_What needs to be done_:
Give the entries again exactly, every one of them.

_Dataset excerpts_:
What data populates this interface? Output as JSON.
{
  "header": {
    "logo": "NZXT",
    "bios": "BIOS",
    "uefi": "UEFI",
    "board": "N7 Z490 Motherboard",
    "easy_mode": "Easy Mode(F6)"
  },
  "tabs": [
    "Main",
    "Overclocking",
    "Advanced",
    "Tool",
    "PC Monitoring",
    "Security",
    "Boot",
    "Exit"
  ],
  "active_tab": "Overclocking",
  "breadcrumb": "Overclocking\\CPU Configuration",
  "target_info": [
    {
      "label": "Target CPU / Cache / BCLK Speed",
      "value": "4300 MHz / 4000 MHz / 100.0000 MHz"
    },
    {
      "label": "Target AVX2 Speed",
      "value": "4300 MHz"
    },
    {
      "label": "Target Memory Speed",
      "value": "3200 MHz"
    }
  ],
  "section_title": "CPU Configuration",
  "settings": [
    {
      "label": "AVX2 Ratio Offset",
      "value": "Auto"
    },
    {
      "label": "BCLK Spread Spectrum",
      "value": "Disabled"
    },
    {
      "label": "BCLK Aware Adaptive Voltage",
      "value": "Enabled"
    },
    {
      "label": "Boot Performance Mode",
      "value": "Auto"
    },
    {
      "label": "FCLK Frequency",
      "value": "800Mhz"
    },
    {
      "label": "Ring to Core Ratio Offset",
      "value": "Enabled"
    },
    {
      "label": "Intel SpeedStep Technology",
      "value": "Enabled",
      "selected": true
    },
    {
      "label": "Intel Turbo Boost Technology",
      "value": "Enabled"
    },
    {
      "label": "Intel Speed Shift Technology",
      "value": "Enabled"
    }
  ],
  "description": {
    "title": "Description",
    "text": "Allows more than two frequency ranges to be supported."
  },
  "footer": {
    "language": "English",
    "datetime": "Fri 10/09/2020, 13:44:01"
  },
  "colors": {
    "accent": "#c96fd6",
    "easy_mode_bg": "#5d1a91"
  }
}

_Task response_:
What data populates this interface? Output as JSON.
{
  "header": {
    "logo": "NZXT",
    "bios": "BIOS",
    "uefi": "UEFI",
    "board": "N7 Z490 Motherboard",
    "easy_mode": "Easy Mode(F6)"
  },
  "tabs": [
    "Main",
    "Overclocking",
    "Advanced",
    "Tool",
    "PC Monitoring",
    "Security",
    "Boot",
    "Exit"
  ],
  "active_tab": "Overclocking",
  "breadcrumb": "Overclocking\\CPU Configuration",
  "target_info": [
    {
      "label": "Target CPU / Cache / BCLK Speed",
      "value": "4300 MHz / 4000 MHz / 100.0000 MHz"
    },
    {
      "label": "Target AVX2 Speed",
      "value": "4300 MHz"
    },
    {
      "label": "Target Memory Speed",
      "value": "3200 MHz"
    }
  ],
  "section_title": "CPU Configuration",
  "settings": [
    {
      "label": "AVX2 Ratio Offset",
      "value": "Auto"
    },
    {
      "label": "BCLK Spread Spectrum",
      "value": "Disabled"
    },
    {
      "label": "BCLK Aware Adaptive Voltage",
      "value": "Enabled"
    },
    {
      "label": "Boot Performance Mode",
      "value": "Auto"
    },
    {
      "label": "FCLK Frequency",
      "value": "800Mhz"
    },
    {
      "label": "Ring to Core Ratio Offset",
      "value": "Enabled"
    },
    {
      "label": "Intel SpeedStep Technology",
      "value": "Enabled",
      "selected": true
    },
    {
      "label": "Intel Turbo Boost Technology",
      "value": "Enabled"
    },
    {
      "label": "Intel Speed Shift Technology",
      "value": "Enabled"
    }
  ],
  "description": {
    "title": "Description",
    "text": "Allows more than two frequency ranges to be supported."
  },
  "footer": {
    "language": "English",
    "datetime": "Fri 10/09/2020, 13:44:01"
  },
  "colors": {
    "accent": "#c96fd6",
    "easy_mode_bg": "#5d1a91"
  }
}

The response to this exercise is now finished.